(A run of records)
'''

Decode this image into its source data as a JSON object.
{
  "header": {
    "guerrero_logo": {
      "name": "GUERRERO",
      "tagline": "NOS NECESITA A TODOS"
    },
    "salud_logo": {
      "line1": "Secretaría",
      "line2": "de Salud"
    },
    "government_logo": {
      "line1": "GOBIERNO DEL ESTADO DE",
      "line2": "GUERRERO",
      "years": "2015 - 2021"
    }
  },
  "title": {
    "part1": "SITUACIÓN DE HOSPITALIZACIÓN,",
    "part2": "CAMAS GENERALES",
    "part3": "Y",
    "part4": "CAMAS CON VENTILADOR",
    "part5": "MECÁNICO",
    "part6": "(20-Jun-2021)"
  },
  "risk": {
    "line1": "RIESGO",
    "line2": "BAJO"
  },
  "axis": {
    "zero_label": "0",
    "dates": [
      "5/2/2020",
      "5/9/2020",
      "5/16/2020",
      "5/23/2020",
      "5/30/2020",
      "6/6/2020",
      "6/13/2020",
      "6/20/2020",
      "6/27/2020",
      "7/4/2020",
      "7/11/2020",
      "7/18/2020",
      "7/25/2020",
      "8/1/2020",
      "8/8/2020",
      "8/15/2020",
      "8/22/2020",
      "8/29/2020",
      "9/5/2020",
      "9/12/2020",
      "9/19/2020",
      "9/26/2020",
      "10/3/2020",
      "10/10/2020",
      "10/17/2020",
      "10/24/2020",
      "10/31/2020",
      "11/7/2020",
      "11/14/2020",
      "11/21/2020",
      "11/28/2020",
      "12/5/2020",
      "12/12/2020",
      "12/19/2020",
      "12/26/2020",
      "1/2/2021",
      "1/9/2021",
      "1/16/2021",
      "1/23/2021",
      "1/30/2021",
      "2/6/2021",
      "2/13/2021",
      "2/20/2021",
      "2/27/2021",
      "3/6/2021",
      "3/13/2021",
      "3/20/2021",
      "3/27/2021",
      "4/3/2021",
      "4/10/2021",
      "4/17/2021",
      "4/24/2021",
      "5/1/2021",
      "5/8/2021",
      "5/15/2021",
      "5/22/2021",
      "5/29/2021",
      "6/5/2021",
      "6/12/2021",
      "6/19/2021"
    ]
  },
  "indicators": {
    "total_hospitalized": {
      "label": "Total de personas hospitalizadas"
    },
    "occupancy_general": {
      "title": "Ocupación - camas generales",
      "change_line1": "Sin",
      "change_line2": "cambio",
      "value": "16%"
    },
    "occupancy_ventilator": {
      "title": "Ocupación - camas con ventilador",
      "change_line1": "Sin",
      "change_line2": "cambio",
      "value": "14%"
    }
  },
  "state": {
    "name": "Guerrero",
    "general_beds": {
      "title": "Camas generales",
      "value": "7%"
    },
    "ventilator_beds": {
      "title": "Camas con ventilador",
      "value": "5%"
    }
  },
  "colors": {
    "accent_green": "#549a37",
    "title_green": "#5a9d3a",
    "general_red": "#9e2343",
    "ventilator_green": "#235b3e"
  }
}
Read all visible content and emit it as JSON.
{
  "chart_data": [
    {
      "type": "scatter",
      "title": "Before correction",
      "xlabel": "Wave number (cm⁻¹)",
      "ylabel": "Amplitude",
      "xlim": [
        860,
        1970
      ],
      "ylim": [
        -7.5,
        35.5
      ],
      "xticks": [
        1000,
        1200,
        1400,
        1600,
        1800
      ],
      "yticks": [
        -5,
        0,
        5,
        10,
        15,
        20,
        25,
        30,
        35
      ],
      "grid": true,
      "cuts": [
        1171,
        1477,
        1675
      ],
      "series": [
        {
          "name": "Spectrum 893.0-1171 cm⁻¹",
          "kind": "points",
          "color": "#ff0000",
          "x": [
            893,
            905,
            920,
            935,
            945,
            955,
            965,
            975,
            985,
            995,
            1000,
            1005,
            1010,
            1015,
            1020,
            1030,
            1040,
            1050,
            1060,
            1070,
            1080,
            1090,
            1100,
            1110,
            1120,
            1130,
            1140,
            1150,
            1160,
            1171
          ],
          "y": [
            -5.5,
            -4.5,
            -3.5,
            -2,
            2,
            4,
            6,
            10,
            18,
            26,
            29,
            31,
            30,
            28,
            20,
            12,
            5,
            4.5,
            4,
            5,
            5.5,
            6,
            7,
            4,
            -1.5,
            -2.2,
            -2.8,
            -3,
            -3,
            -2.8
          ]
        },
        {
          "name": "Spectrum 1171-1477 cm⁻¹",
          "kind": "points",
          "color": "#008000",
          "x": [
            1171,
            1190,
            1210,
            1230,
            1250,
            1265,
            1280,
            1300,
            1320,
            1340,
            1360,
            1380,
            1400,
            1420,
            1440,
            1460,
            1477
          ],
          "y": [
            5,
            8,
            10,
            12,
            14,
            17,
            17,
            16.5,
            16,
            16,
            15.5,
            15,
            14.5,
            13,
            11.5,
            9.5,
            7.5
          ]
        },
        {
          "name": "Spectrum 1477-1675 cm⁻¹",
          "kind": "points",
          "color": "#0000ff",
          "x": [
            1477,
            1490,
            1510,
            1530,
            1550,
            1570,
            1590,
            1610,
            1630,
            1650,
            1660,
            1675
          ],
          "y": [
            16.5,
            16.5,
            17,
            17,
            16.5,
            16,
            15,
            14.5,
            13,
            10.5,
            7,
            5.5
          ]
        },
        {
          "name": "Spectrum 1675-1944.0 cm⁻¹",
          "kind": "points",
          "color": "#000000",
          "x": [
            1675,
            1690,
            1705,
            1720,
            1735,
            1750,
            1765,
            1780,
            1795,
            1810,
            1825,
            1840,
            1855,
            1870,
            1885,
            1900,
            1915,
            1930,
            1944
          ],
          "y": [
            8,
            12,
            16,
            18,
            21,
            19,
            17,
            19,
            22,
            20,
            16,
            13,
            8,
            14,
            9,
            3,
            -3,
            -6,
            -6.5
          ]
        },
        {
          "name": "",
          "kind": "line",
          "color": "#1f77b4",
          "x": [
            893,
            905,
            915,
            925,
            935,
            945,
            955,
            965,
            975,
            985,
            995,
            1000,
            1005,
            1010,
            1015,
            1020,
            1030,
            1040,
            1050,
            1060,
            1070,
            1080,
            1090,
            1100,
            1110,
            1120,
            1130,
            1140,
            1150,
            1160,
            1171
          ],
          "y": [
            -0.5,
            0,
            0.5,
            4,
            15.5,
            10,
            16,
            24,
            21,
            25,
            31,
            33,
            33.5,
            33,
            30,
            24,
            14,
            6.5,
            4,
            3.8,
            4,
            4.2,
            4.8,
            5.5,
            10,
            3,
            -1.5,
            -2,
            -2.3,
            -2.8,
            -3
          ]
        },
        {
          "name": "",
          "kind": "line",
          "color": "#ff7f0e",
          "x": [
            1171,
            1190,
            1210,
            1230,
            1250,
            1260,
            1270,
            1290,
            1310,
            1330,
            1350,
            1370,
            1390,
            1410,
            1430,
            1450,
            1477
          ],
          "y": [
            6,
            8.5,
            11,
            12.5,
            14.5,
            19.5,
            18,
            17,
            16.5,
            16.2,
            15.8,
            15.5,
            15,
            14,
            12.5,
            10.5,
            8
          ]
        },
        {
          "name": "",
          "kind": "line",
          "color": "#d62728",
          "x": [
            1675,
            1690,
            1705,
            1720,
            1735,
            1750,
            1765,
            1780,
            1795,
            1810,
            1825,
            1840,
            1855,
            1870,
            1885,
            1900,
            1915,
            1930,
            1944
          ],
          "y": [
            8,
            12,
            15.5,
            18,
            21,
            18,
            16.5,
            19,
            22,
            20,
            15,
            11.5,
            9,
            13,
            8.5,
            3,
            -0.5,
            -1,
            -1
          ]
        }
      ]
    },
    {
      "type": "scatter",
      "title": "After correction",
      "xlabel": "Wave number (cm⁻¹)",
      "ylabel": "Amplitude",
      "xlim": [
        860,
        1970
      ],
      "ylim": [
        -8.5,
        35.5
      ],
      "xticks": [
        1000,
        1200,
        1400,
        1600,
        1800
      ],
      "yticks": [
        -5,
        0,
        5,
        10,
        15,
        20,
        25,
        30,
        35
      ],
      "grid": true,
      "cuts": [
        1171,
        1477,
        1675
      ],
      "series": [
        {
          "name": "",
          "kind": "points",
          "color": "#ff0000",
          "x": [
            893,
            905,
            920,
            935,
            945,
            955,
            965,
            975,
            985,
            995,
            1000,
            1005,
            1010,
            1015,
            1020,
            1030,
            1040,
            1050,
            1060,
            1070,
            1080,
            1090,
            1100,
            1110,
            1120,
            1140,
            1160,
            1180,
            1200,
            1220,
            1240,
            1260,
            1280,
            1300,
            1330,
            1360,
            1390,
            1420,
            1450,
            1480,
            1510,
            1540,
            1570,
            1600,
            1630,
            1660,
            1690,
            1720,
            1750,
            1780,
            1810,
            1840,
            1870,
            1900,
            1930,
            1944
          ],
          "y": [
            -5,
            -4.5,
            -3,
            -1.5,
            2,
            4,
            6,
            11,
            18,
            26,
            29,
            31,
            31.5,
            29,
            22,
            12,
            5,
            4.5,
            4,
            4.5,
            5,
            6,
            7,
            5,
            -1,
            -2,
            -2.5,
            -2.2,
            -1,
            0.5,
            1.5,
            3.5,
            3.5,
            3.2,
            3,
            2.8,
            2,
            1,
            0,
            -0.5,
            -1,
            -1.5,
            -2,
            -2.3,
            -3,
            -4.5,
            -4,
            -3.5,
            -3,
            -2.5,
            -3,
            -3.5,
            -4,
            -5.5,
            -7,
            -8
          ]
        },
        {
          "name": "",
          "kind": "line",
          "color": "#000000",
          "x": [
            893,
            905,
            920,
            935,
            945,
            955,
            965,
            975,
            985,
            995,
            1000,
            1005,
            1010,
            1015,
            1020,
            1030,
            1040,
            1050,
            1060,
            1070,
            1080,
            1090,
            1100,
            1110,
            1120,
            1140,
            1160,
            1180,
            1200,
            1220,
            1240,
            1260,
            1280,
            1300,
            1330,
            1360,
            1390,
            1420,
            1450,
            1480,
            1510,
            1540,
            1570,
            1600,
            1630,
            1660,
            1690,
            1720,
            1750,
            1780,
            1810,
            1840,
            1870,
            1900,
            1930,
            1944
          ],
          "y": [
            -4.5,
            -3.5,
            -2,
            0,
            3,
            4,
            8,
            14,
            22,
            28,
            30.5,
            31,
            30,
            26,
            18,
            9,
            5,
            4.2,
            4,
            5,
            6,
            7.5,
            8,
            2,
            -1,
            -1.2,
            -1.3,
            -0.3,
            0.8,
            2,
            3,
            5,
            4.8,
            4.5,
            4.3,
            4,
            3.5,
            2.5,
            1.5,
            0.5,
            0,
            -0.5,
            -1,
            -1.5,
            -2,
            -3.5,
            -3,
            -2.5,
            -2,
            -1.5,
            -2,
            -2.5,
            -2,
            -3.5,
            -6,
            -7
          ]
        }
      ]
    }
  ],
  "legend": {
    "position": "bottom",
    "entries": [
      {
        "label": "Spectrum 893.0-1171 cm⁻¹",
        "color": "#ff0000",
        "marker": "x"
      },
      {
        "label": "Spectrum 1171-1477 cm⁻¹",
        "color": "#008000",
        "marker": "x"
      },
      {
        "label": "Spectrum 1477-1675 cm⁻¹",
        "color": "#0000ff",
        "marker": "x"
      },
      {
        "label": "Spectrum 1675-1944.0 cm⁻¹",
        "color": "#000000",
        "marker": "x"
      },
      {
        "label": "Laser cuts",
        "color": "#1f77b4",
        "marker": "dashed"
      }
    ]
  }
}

'''

— YOUR INSTRUCTIONS —
From the entries above, select each line containing the string "Ocupación".

— ANSWER TO THE PROBLEM —
      "title": "Ocupación - camas generales",
      "title": "Ocupación - camas con ventilador",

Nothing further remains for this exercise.